Data records
----------
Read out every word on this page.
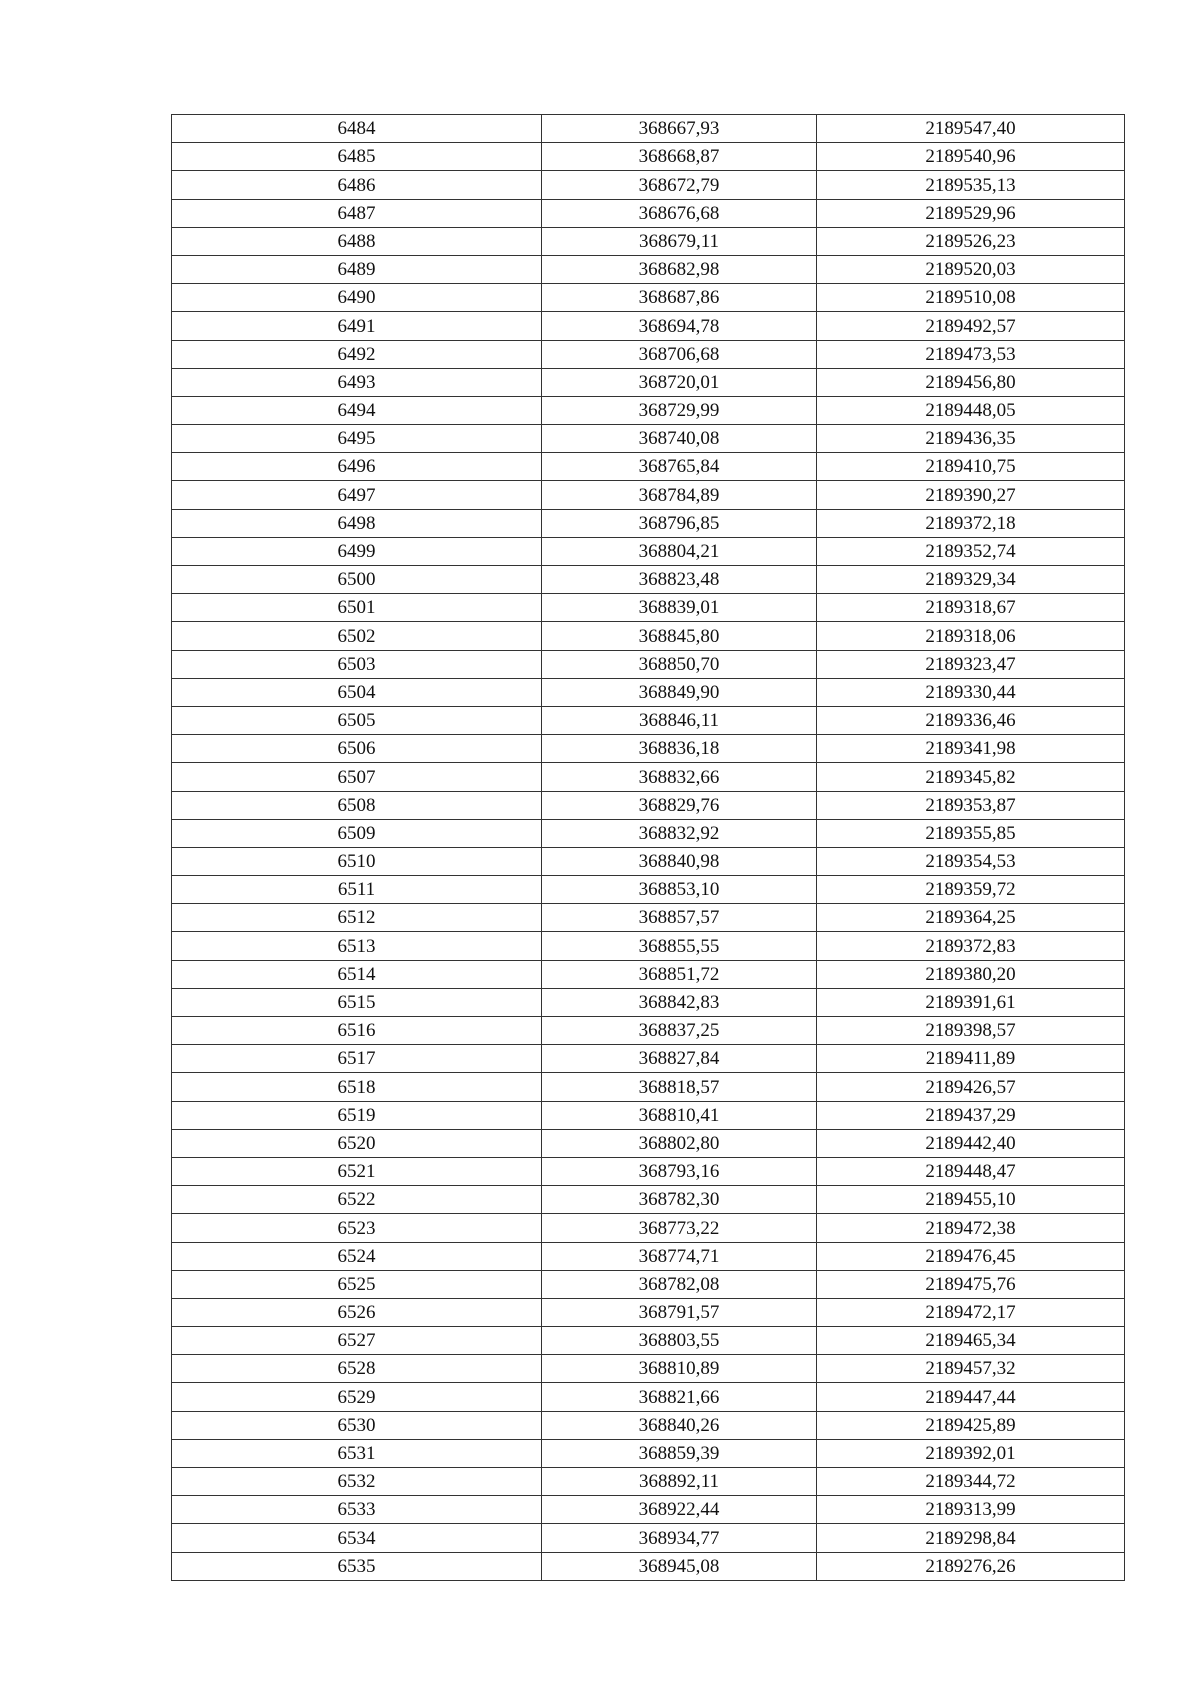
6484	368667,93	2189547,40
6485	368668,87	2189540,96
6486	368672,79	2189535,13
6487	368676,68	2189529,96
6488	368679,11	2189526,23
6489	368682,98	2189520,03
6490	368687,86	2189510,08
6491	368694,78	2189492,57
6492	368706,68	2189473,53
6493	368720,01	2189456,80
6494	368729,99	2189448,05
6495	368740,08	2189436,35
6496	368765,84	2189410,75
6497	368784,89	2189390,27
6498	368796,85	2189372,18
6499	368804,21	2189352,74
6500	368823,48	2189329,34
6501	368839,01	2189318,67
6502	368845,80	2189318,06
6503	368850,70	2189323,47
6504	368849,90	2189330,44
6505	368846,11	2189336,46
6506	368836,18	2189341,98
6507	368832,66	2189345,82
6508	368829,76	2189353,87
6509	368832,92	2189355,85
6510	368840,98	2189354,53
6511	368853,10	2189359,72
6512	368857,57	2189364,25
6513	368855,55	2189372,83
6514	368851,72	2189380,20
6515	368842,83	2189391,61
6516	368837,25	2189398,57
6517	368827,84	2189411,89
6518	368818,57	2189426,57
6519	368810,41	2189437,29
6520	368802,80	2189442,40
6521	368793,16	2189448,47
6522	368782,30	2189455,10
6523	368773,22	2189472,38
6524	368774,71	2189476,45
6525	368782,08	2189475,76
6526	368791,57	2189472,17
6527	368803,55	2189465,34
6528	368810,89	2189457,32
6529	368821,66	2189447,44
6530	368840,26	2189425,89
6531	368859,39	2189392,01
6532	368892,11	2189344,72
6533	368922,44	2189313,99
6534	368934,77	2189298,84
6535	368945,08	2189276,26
----------
TO DO: In the copy, include no pictures; restate the listing above exactly.

OUTPUT OF THE TASK:
Read out every word on this page.
6484	368667,93	2189547,40
6485	368668,87	2189540,96
6486	368672,79	2189535,13
6487	368676,68	2189529,96
6488	368679,11	2189526,23
6489	368682,98	2189520,03
6490	368687,86	2189510,08
6491	368694,78	2189492,57
6492	368706,68	2189473,53
6493	368720,01	2189456,80
6494	368729,99	2189448,05
6495	368740,08	2189436,35
6496	368765,84	2189410,75
6497	368784,89	2189390,27
6498	368796,85	2189372,18
6499	368804,21	2189352,74
6500	368823,48	2189329,34
6501	368839,01	2189318,67
6502	368845,80	2189318,06
6503	368850,70	2189323,47
6504	368849,90	2189330,44
6505	368846,11	2189336,46
6506	368836,18	2189341,98
6507	368832,66	2189345,82
6508	368829,76	2189353,87
6509	368832,92	2189355,85
6510	368840,98	2189354,53
6511	368853,10	2189359,72
6512	368857,57	2189364,25
6513	368855,55	2189372,83
6514	368851,72	2189380,20
6515	368842,83	2189391,61
6516	368837,25	2189398,57
6517	368827,84	2189411,89
6518	368818,57	2189426,57
6519	368810,41	2189437,29
6520	368802,80	2189442,40
6521	368793,16	2189448,47
6522	368782,30	2189455,10
6523	368773,22	2189472,38
6524	368774,71	2189476,45
6525	368782,08	2189475,76
6526	368791,57	2189472,17
6527	368803,55	2189465,34
6528	368810,89	2189457,32
6529	368821,66	2189447,44
6530	368840,26	2189425,89
6531	368859,39	2189392,01
6532	368892,11	2189344,72
6533	368922,44	2189313,99
6534	368934,77	2189298,84
6535	368945,08	2189276,26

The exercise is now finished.